┌──

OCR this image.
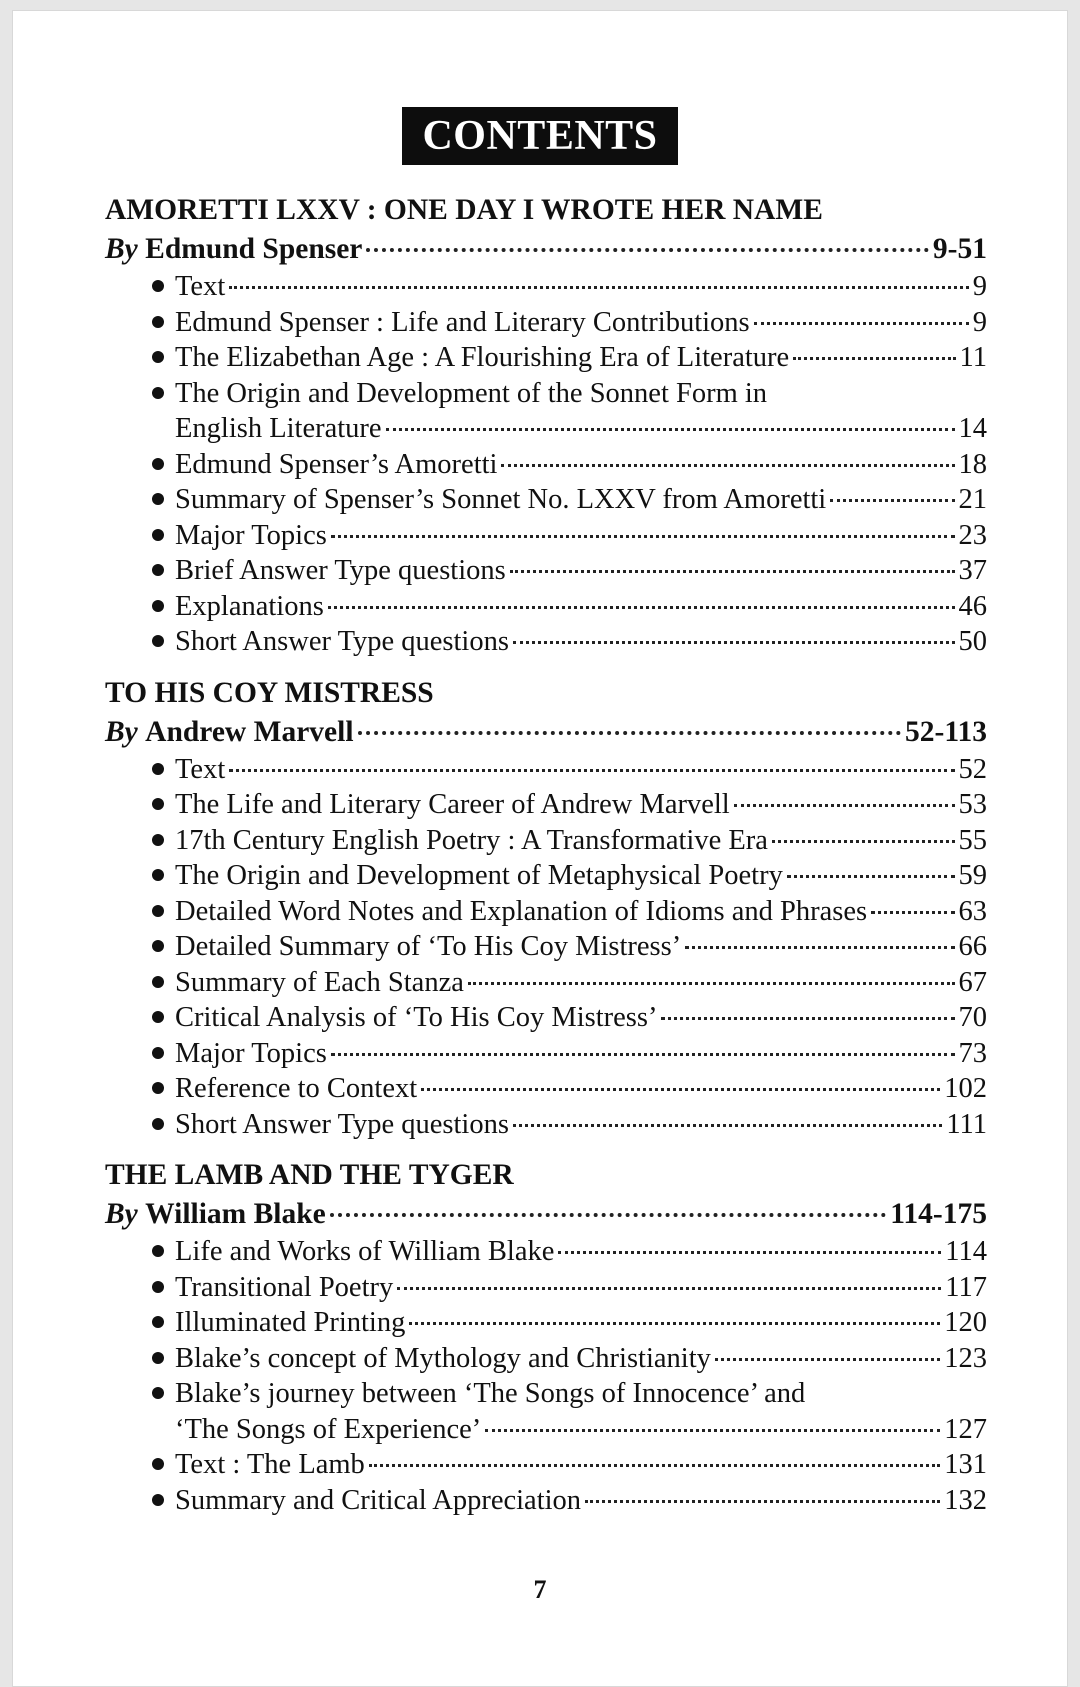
CONTENTS
AMORETTI LXXV : ONE DAY I WROTE HER NAME
By
Edmund Spenser	9-51
Text	9
Edmund Spenser : Life and Literary Contributions	9
The Elizabethan Age : A Flourishing Era of Literature	11
The Origin and Development of the Sonnet Form in
English Literature	14
Edmund Spenser’s Amoretti	18
Summary of Spenser’s Sonnet No. LXXV from Amoretti	21
Major Topics	23
Brief Answer Type questions	37
Explanations	46
Short Answer Type questions	50
TO HIS COY MISTRESS
By
Andrew Marvell	52-113
Text	52
The Life and Literary Career of Andrew Marvell	53
17th Century English Poetry : A Transformative Era	55
The Origin and Development of Metaphysical Poetry	59
Detailed Word Notes and Explanation of Idioms and Phrases	63
Detailed Summary of ‘To His Coy Mistress’	66
Summary of Each Stanza	67
Critical Analysis of ‘To His Coy Mistress’	70
Major Topics	73
Reference to Context	102
Short Answer Type questions	111
THE LAMB AND THE TYGER
By
William Blake	114-175
Life and Works of William Blake	114
Transitional Poetry	117
Illuminated Printing	120
Blake’s concept of Mythology and Christianity	123
Blake’s journey between ‘The Songs of Innocence’ and
‘The Songs of Experience’	127
Text : The Lamb	131
Summary and Critical Appreciation	132
7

└──

Without the pictures, output the full listing exactly as it stands.

### Output for this exercise
OCR this image.
CONTENTS
AMORETTI LXXV : ONE DAY I WROTE HER NAME
By
Edmund Spenser	9-51
Text	9
Edmund Spenser : Life and Literary Contributions	9
The Elizabethan Age : A Flourishing Era of Literature	11
The Origin and Development of the Sonnet Form in
English Literature	14
Edmund Spenser’s Amoretti	18
Summary of Spenser’s Sonnet No. LXXV from Amoretti	21
Major Topics	23
Brief Answer Type questions	37
Explanations	46
Short Answer Type questions	50
TO HIS COY MISTRESS
By
Andrew Marvell	52-113
Text	52
The Life and Literary Career of Andrew Marvell	53
17th Century English Poetry : A Transformative Era	55
The Origin and Development of Metaphysical Poetry	59
Detailed Word Notes and Explanation of Idioms and Phrases	63
Detailed Summary of ‘To His Coy Mistress’	66
Summary of Each Stanza	67
Critical Analysis of ‘To His Coy Mistress’	70
Major Topics	73
Reference to Context	102
Short Answer Type questions	111
THE LAMB AND THE TYGER
By
William Blake	114-175
Life and Works of William Blake	114
Transitional Poetry	117
Illuminated Printing	120
Blake’s concept of Mythology and Christianity	123
Blake’s journey between ‘The Songs of Innocence’ and
‘The Songs of Experience’	127
Text : The Lamb	131
Summary and Critical Appreciation	132
7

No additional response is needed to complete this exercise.